Records supplied:
○ ○ ○

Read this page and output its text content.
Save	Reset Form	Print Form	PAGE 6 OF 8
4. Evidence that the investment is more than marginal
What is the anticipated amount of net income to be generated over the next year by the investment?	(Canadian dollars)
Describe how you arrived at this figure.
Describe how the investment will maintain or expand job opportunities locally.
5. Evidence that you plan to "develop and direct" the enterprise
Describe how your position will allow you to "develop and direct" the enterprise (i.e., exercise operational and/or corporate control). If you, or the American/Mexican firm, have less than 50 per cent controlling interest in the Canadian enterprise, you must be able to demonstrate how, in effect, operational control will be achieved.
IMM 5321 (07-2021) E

○ ○ ○

Short problem:
Output the listing above without altering a single character.

Response to the exercise:
Read this page and output its text content.
Save	Reset Form	Print Form	PAGE 6 OF 8
4. Evidence that the investment is more than marginal
What is the anticipated amount of net income to be generated over the next year by the investment?	(Canadian dollars)
Describe how you arrived at this figure.
Describe how the investment will maintain or expand job opportunities locally.
5. Evidence that you plan to "develop and direct" the enterprise
Describe how your position will allow you to "develop and direct" the enterprise (i.e., exercise operational and/or corporate control). If you, or the American/Mexican firm, have less than 50 per cent controlling interest in the Canadian enterprise, you must be able to demonstrate how, in effect, operational control will be achieved.
IMM 5321 (07-2021) E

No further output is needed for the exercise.